**Your instructions**
Compile every line that includes the word "image".

**Data in this exercise**
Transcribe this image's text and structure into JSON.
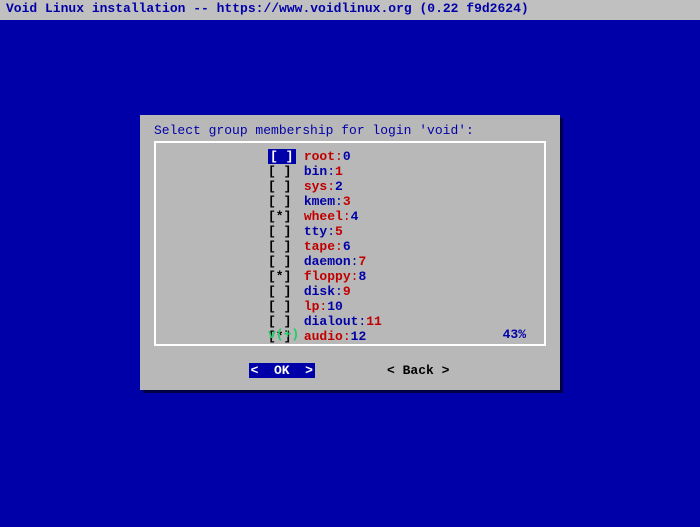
{
  "title_bar": "Void Linux installation -- https://www.voidlinux.org (0.22 f9d2624)",
  "dialog": {
    "prompt": "Select group membership for login 'void':",
    "scroll_arrow": "v(+)",
    "scroll_percent": "43%",
    "groups": [
      {
        "checked": false,
        "highlight": true,
        "name": "root",
        "gid": "0",
        "name_color": "#c00000",
        "gid_color": "#0000a8"
      },
      {
        "checked": false,
        "highlight": false,
        "name": "bin",
        "gid": "1",
        "name_color": "#0000a8",
        "gid_color": "#c00000"
      },
      {
        "checked": false,
        "highlight": false,
        "name": "sys",
        "gid": "2",
        "name_color": "#c00000",
        "gid_color": "#0000a8"
      },
      {
        "checked": false,
        "highlight": false,
        "name": "kmem",
        "gid": "3",
        "name_color": "#0000a8",
        "gid_color": "#c00000"
      },
      {
        "checked": true,
        "highlight": false,
        "name": "wheel",
        "gid": "4",
        "name_color": "#c00000",
        "gid_color": "#0000a8"
      },
      {
        "checked": false,
        "highlight": false,
        "name": "tty",
        "gid": "5",
        "name_color": "#0000a8",
        "gid_color": "#c00000"
      },
      {
        "checked": false,
        "highlight": false,
        "name": "tape",
        "gid": "6",
        "name_color": "#c00000",
        "gid_color": "#0000a8"
      },
      {
        "checked": false,
        "highlight": false,
        "name": "daemon",
        "gid": "7",
        "name_color": "#0000a8",
        "gid_color": "#c00000"
      },
      {
        "checked": true,
        "highlight": false,
        "name": "floppy",
        "gid": "8",
        "name_color": "#c00000",
        "gid_color": "#0000a8"
      },
      {
        "checked": false,
        "highlight": false,
        "name": "disk",
        "gid": "9",
        "name_color": "#0000a8",
        "gid_color": "#c00000"
      },
      {
        "checked": false,
        "highlight": false,
        "name": "lp",
        "gid": "10",
        "name_color": "#c00000",
        "gid_color": "#0000a8"
      },
      {
        "checked": false,
        "highlight": false,
        "name": "dialout",
        "gid": "11",
        "name_color": "#0000a8",
        "gid_color": "#c00000"
      },
      {
        "checked": true,
        "highlight": false,
        "name": "audio",
        "gid": "12",
        "name_color": "#c00000",
        "gid_color": "#0000a8"
      }
    ]
  },
  "buttons": {
    "ok": "<  OK  >",
    "back": "< Back >"
  }
}
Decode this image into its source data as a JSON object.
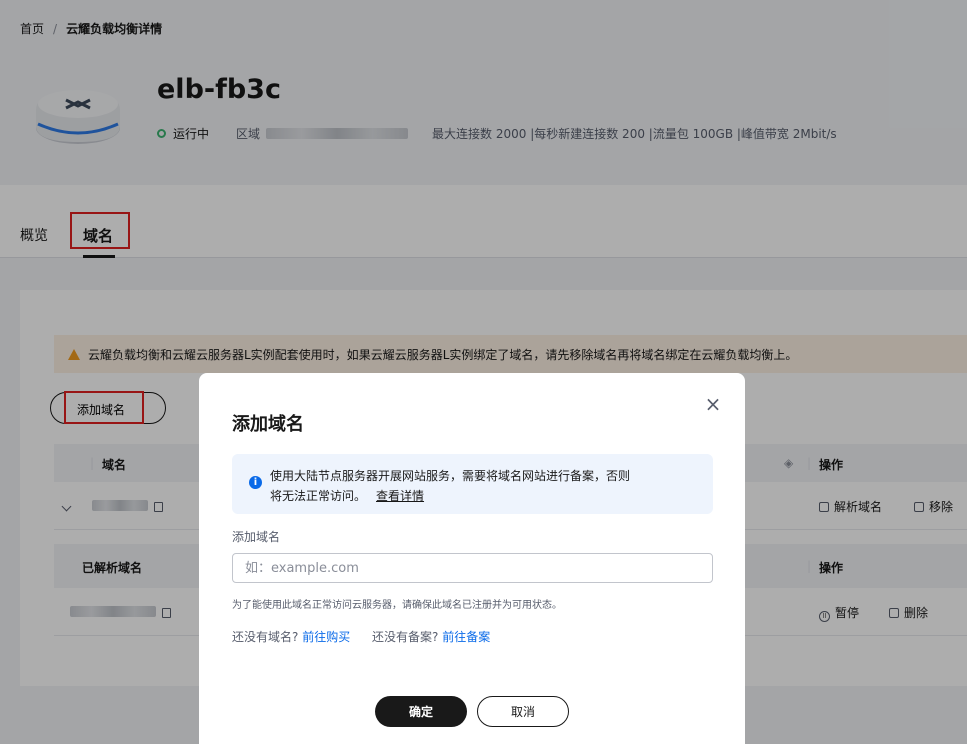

**Full answer**
Transcribe this image's text and structure into JSON.
Decode this image into its source data as a JSON object.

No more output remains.